本文抜粋:
----

鼻の病気について
鼻出血
鼻出血の多くは、鼻の入り口から1センチぐらいのところにあるキーセルバッハ部位とい鼻中隔粘膜の部分から出ます。風邪による急性鼻炎やアレルギー性鼻炎などで鼻をよく触ったりすると粘膜に傷がつき出血します。繰り返す事が多く、大半は心配のない病態ですが、なかなか止血出来なかったり、打撲も受けていないのに内出血していたり、貧血があったりすると全身の病気であることもあるので要注意です。最近では心疾患や脳疾患で血液を固まりにくくする薬物を飲んでいる方が多くため鼻出血を繰り返す患者さんが増えています。
急性鼻炎
一般的に鼻かぜと呼ばれているもので、ウィルスや細菌で鼻の粘膜炎症を起こしている状態です。最初はさらさらの水のような鼻水からはじまり、粘稠な鼻水に変わっていきます。微熱、頭痛、寒気など全身症状を伴うこともあります。
アレルギー性鼻炎
アレルギー性鼻炎は空中に漂う異物(アレルギー物質、抗原)に対して、鼻粘膜で過敏に免疫反応を起こす病態です。体がある物質を異物と判断すると抗体というものを作り体を守ります。再び異物(抗原)が入ると鼻粘膜で抗原抗体反応(アレルギー反応)を引き起こしくしゃみ、鼻水、鼻づまりが生じます。この反応が過剰に出現すると病的と診断します。原因抗原となりやすい物質はハウスダスト、家ダニ、カビ、スギ・ヒノキ・ブタクサなどの花粉、犬・猫の上皮などです。花粉症もアレルギー性鼻炎の一つです。 症状の出る時期や場所などでその原因抗原を予想出来ますが、血液検査によって原因を特定することが出来ます。治療の原則は原因抗原と出来る限り接触しないことですが、実生活では不可能なことが多いため、内服薬、ステロイド点鼻薬、手術治療などで症状の改善をします。また、体質改善のため原因抗原のエキスを徐々に投与する減感作治療(アレルゲン免疫療法)があります。従来はこの治療は注射でしたが口腔粘膜から投与する舌下免疫療法も開発されています。

----

記録データ:
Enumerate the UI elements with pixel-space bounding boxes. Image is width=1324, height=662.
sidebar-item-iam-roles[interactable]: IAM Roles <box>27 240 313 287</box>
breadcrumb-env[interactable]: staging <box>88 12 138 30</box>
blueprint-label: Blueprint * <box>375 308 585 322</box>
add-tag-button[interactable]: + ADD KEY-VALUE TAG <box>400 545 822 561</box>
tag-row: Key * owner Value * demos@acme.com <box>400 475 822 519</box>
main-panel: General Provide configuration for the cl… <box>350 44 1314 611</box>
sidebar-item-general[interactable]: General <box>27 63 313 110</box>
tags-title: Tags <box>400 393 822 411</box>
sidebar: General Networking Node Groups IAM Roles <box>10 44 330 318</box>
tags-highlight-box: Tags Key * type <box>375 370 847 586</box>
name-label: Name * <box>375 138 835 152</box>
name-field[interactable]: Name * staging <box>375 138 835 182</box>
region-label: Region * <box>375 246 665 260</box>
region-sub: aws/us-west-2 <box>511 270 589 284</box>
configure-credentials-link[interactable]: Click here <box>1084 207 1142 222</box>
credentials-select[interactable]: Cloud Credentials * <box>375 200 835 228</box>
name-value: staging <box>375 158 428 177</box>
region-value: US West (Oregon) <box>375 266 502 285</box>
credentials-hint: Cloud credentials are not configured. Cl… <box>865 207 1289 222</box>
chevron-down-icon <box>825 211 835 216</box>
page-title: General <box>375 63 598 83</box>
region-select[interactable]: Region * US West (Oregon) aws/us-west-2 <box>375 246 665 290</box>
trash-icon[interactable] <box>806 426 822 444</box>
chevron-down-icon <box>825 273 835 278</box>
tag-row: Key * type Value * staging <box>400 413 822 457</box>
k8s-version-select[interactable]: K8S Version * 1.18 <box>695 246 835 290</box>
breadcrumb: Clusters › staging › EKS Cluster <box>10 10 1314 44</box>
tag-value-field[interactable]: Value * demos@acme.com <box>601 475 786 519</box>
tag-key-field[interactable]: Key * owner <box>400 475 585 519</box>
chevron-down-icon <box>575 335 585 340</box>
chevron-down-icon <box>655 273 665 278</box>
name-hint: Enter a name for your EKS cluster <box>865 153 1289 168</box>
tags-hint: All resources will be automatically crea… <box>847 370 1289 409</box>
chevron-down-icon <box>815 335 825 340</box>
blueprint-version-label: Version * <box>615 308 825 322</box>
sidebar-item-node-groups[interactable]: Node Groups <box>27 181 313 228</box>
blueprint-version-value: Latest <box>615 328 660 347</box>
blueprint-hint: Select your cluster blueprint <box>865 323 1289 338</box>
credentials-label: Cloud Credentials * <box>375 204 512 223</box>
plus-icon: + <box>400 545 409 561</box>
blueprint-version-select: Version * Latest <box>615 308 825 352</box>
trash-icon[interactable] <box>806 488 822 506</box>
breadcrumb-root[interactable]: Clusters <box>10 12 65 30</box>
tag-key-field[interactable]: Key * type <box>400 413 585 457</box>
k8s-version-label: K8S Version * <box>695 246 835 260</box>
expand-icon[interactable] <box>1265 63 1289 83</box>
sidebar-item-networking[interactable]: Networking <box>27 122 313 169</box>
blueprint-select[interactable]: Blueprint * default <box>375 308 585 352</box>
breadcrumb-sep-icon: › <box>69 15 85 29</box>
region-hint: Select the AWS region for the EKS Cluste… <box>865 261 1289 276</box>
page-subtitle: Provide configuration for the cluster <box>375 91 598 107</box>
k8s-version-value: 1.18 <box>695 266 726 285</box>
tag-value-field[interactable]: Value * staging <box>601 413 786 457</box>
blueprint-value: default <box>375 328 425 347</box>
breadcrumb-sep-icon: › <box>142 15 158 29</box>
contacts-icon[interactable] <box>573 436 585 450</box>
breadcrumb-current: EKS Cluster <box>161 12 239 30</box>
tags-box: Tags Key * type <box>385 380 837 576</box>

----

演習問題:
(1) 鼻の病気の解説を2文で要約しなさい。
(2) 鼻の病気の解説によると、アレルギー性鼻炎の原因を特定できる検査は何か。
(3) 鼻の病気の解説を、途切れたところから書き進めなさい。
項目は別の出典から取ったものである。

解答:
(1) 鼻出血の多くはキーセルバッハ部位から出て大半は心配のない病態だが、なかなか止血できない場合などは全身の病気のこともあり、急性鼻炎はウィルスや細菌で鼻の粘膜が炎症を起こしている状態である。アレルギー性鼻炎は空中に漂う異物に対して鼻粘膜で過敏に免疫反応を起こす病態で、内服薬、ステロイド点鼻薬、手術治療、減感作治療などで治療する。

(2) 血液検査である。

(3)
急性副鼻腔炎
鼻腔の炎症が、副鼻腔まで波及した状態で「急性ちくのう」と呼ばれたりもします。まれに、歯の炎症から波及して副鼻腔に炎症が起きることもあります。症状として、かんでもかんでもかみきれない鼻水、頭痛、鼻水がのどに流れていく(後鼻漏)が多いです。頬部痛や眼周囲痛、頭を下にすると頭痛の増悪が生じます。治療は抗生物質は主体で症状により鎮痛剤などを使います。長期になることも多いですがしっかりとした治療が必要です。